### Your instructions
Below are some records; work out how many of their lines contain "быть" and give the number only.

### Data in this exercise
--------------------------------

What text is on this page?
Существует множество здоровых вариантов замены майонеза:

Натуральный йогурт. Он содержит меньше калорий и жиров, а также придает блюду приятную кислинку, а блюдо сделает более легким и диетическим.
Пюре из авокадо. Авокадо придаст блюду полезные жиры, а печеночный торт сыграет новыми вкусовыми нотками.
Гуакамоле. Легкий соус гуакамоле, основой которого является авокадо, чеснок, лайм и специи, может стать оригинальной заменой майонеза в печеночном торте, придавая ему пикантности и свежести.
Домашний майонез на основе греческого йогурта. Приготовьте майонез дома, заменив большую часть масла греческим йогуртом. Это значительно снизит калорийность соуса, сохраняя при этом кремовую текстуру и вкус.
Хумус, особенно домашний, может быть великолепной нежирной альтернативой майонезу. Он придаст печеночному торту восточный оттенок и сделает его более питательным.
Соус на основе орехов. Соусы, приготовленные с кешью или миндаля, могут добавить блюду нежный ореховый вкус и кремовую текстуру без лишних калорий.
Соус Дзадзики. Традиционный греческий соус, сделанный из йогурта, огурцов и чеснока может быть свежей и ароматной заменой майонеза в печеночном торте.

--------------------------------

### Written response
2